→ Task prompt: Reproduce the records. Keep every word exact and include no images.

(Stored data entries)

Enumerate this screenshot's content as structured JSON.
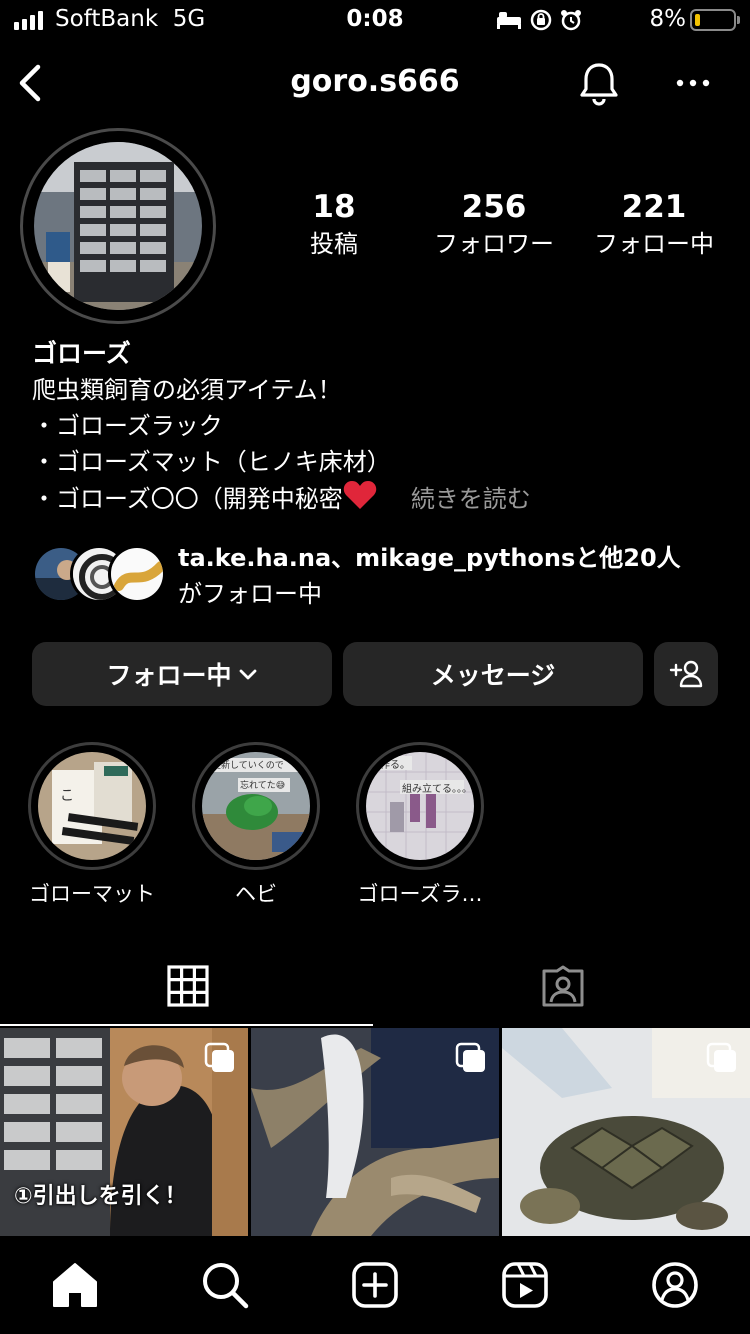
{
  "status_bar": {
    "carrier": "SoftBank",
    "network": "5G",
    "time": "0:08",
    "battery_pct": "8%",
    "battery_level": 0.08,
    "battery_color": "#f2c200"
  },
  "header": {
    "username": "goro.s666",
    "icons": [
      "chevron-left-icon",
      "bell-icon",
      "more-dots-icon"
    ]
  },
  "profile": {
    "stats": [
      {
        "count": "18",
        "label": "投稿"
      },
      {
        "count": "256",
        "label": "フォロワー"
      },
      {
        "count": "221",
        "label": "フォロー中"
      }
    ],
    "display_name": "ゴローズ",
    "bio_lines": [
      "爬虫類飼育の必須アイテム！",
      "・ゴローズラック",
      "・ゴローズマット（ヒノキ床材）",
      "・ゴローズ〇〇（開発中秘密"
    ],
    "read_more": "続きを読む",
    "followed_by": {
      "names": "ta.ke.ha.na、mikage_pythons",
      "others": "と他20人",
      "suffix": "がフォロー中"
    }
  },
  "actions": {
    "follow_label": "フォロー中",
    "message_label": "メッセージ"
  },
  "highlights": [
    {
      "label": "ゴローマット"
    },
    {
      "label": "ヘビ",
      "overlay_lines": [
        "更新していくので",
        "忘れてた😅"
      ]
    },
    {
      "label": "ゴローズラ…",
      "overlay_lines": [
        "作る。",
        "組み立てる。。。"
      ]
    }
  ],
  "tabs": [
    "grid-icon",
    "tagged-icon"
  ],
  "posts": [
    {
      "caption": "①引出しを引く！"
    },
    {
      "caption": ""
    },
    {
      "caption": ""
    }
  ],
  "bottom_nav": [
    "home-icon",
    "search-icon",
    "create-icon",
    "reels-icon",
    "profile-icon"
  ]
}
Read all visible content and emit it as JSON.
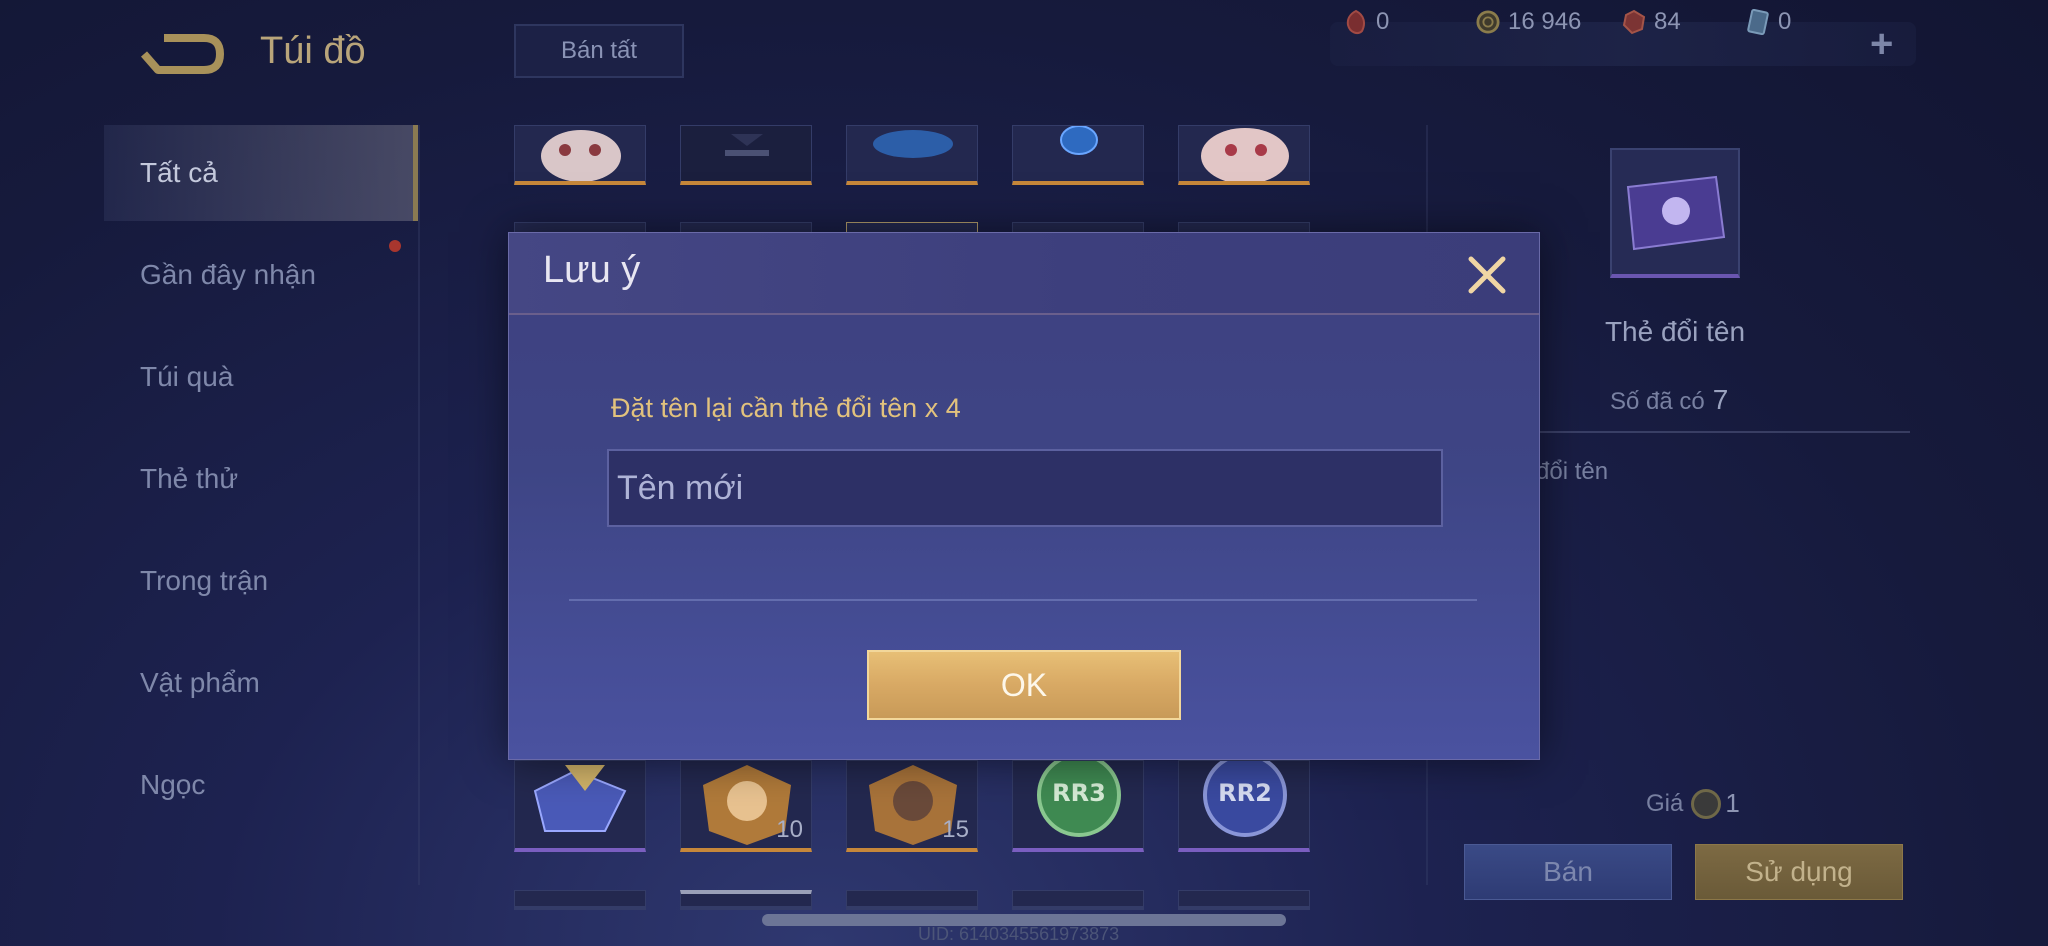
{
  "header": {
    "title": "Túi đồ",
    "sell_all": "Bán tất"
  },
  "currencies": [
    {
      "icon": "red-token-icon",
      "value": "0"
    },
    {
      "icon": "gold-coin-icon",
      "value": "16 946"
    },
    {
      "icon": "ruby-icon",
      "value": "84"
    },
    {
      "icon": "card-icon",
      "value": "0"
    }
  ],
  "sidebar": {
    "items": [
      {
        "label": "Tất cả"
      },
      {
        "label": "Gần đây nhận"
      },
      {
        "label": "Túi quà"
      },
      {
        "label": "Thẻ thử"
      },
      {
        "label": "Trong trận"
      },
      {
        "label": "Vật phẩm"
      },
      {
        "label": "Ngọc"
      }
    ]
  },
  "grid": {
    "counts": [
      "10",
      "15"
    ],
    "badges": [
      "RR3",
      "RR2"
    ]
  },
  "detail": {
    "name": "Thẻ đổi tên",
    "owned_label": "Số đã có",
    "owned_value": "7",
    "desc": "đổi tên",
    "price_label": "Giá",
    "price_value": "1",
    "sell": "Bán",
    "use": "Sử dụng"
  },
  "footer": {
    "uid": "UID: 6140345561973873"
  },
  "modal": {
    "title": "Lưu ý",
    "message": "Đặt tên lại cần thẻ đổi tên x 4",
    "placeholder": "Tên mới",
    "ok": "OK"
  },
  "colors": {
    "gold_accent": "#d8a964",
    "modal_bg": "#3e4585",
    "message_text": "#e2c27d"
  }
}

→ Reply:
Enumerate this screenshot's content as structured JSON.
{
  "status_bar": {
    "carrier": "SoftBank",
    "network": "5G",
    "time": "0:08",
    "battery_pct": "8%",
    "battery_level": 0.08,
    "battery_color": "#f2c200"
  },
  "header": {
    "username": "goro.s666",
    "icons": [
      "chevron-left-icon",
      "bell-icon",
      "more-dots-icon"
    ]
  },
  "profile": {
    "stats": [
      {
        "count": "18",
        "label": "投稿"
      },
      {
        "count": "256",
        "label": "フォロワー"
      },
      {
        "count": "221",
        "label": "フォロー中"
      }
    ],
    "display_name": "ゴローズ",
    "bio_lines": [
      "爬虫類飼育の必須アイテム！",
      "・ゴローズラック",
      "・ゴローズマット（ヒノキ床材）",
      "・ゴローズ〇〇（開発中秘密"
    ],
    "read_more": "続きを読む",
    "followed_by": {
      "names": "ta.ke.ha.na、mikage_pythons",
      "others": "と他20人",
      "suffix": "がフォロー中"
    }
  },
  "actions": {
    "follow_label": "フォロー中",
    "message_label": "メッセージ"
  },
  "highlights": [
    {
      "label": "ゴローマット"
    },
    {
      "label": "ヘビ",
      "overlay_lines": [
        "更新していくので",
        "忘れてた😅"
      ]
    },
    {
      "label": "ゴローズラ…",
      "overlay_lines": [
        "作る。",
        "組み立てる。。。"
      ]
    }
  ],
  "tabs": [
    "grid-icon",
    "tagged-icon"
  ],
  "posts": [
    {
      "caption": "①引出しを引く！"
    },
    {
      "caption": ""
    },
    {
      "caption": ""
    }
  ],
  "bottom_nav": [
    "home-icon",
    "search-icon",
    "create-icon",
    "reels-icon",
    "profile-icon"
  ]
}
Read all visible content and emit it as JSON.
{
  "header": {
    "title": "Túi đồ",
    "sell_all": "Bán tất"
  },
  "currencies": [
    {
      "icon": "red-token-icon",
      "value": "0"
    },
    {
      "icon": "gold-coin-icon",
      "value": "16 946"
    },
    {
      "icon": "ruby-icon",
      "value": "84"
    },
    {
      "icon": "card-icon",
      "value": "0"
    }
  ],
  "sidebar": {
    "items": [
      {
        "label": "Tất cả"
      },
      {
        "label": "Gần đây nhận"
      },
      {
        "label": "Túi quà"
      },
      {
        "label": "Thẻ thử"
      },
      {
        "label": "Trong trận"
      },
      {
        "label": "Vật phẩm"
      },
      {
        "label": "Ngọc"
      }
    ]
  },
  "grid": {
    "counts": [
      "10",
      "15"
    ],
    "badges": [
      "RR3",
      "RR2"
    ]
  },
  "detail": {
    "name": "Thẻ đổi tên",
    "owned_label": "Số đã có",
    "owned_value": "7",
    "desc": "đổi tên",
    "price_label": "Giá",
    "price_value": "1",
    "sell": "Bán",
    "use": "Sử dụng"
  },
  "footer": {
    "uid": "UID: 6140345561973873"
  },
  "modal": {
    "title": "Lưu ý",
    "message": "Đặt tên lại cần thẻ đổi tên x 4",
    "placeholder": "Tên mới",
    "ok": "OK"
  },
  "colors": {
    "gold_accent": "#d8a964",
    "modal_bg": "#3e4585",
    "message_text": "#e2c27d"
  }
}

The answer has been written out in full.